= Exercise 1 =
Quote the passage about packing for the run word for word, everything from "Even with such" down to "top and jacket.".

= Text excerpt =
-- Begin --

Even with such warm temperatures, I had packed hat, buff, gloves, sheepskin boots and down coat ‘just in case’ and was wearing a long sleeved top and a running jacket which had a lightweight fleecy lining (I must get a lightweight fleece that I can wear for running… also some new running leggings as I only have one full-length pair, and my fab. Goretex shoes have developed holes). The weather forecast had said that temperatures were going to drop to feel like 4 degrees, and that there was a chance of rain… Penny’s weather forecast, on the other hand, was completely different. So who knew what we were going to encounter. Unlike me, who is a chilly body, Penny had debated whether to wear shorts, and had a vest top on under her running top and jacket.

-- End --

= Entries shown =
-- Begin --

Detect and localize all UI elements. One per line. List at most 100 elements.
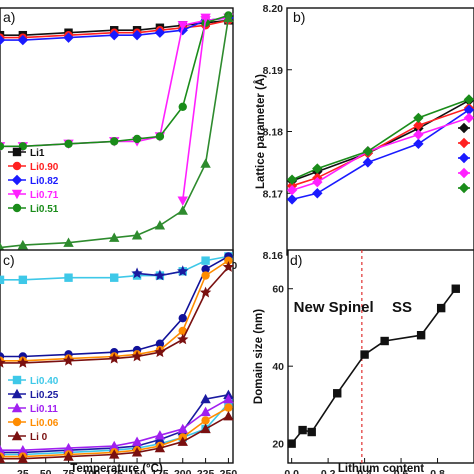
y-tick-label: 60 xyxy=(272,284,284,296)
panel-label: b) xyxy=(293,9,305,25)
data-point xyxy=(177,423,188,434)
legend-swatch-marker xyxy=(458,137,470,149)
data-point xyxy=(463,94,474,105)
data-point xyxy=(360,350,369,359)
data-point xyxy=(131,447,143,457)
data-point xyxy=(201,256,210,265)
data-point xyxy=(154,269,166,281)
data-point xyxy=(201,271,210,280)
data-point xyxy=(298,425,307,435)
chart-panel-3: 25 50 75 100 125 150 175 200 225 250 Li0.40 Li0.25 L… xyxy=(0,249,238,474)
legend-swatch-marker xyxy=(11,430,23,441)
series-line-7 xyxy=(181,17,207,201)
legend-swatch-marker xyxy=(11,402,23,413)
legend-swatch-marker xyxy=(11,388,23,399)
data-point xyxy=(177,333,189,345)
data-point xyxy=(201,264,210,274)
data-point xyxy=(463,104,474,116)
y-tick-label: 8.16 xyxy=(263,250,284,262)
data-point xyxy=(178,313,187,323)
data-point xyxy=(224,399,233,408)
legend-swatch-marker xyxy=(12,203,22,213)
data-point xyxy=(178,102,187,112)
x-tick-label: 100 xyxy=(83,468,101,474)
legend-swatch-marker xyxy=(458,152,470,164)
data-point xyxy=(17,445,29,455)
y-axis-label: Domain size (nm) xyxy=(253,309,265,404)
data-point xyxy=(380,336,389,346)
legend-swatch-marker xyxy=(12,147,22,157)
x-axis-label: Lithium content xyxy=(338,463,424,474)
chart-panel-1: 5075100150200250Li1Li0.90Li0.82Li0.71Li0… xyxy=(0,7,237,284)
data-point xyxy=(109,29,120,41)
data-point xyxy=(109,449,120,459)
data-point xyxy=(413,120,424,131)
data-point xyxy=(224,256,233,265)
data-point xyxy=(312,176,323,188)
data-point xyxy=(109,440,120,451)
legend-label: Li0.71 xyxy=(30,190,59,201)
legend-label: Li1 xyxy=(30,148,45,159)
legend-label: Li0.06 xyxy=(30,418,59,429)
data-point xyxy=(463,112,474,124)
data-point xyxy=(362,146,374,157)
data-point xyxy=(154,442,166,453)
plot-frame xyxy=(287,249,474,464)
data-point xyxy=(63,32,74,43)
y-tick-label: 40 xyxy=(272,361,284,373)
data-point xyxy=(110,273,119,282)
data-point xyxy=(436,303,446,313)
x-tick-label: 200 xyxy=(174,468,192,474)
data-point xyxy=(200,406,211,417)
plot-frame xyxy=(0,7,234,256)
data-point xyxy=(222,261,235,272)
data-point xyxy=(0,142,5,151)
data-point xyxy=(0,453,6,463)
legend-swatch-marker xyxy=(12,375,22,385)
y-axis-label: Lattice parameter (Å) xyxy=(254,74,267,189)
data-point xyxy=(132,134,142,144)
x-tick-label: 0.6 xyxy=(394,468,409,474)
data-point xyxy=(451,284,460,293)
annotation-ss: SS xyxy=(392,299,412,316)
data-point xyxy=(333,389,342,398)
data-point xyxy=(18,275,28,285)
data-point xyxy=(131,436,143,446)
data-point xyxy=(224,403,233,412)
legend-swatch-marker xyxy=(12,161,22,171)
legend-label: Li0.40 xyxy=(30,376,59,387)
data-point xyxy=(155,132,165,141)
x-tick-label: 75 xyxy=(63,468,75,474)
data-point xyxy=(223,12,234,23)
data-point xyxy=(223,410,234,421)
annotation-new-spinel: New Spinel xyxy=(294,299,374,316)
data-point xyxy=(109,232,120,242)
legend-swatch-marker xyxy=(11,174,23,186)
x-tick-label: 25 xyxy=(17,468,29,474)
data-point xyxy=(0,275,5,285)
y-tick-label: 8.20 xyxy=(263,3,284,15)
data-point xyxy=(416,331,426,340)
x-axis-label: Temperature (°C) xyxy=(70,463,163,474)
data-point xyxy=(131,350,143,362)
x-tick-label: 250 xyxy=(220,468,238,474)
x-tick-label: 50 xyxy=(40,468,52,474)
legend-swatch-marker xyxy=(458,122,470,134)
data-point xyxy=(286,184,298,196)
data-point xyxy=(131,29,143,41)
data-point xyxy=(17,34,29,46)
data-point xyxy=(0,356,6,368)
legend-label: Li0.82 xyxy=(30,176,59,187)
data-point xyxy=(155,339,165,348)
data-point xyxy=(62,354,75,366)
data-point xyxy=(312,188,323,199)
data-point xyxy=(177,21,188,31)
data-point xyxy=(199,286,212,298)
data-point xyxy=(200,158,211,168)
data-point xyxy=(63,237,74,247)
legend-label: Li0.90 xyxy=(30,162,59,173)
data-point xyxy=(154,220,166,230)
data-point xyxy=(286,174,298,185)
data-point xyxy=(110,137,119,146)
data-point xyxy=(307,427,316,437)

-- End --
-- Begin --

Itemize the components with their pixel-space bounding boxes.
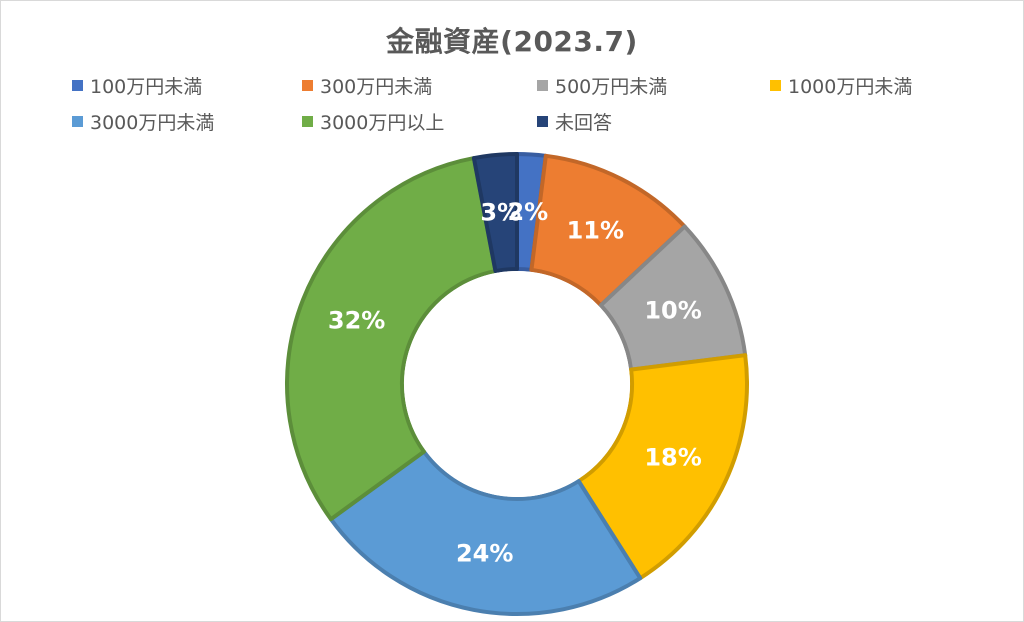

-- End --

= Exercise 2 =
Put the rows in the first block, everything from the line containing "Detect and localize" down to the line containing "data-point xyxy=(298,425,307,435)", into a JSON list of strings with one string per line. Skip blank lines and leave out the pictures.

= Correct result 1 =
Even with such warm temperatures, I had packed hat, buff, gloves, sheepskin boots and down coat ‘just in case’ and was wearing a long sleeved top and a running jacket which had a lightweight fleecy lining (I must get a lightweight fleece that I can wear for running… also some new running leggings as I only have one full-length pair, and my fab. Goretex shoes have developed holes). The weather forecast had said that temperatures were going to drop to feel like 4 degrees, and that there was a chance of rain… Penny’s weather forecast, on the other hand, was completely different. So who knew what we were going to encounter. Unlike me, who is a chilly body, Penny had debated whether to wear shorts, and had a vest top on under her running top and jacket.

= Correct result 2 =
[
  "Detect and localize all UI elements. One per line. List at most 100 elements.",
  "y-tick-label: 60 xyxy=(272,284,284,296)",
  "panel-label: b) xyxy=(293,9,305,25)",
  "data-point xyxy=(177,423,188,434)",
  "legend-swatch-marker xyxy=(458,137,470,149)",
  "data-point xyxy=(463,94,474,105)",
  "data-point xyxy=(360,350,369,359)",
  "data-point xyxy=(131,447,143,457)",
  "data-point xyxy=(201,256,210,265)",
  "data-point xyxy=(154,269,166,281)",
  "data-point xyxy=(201,271,210,280)",
  "data-point xyxy=(298,425,307,435)"
]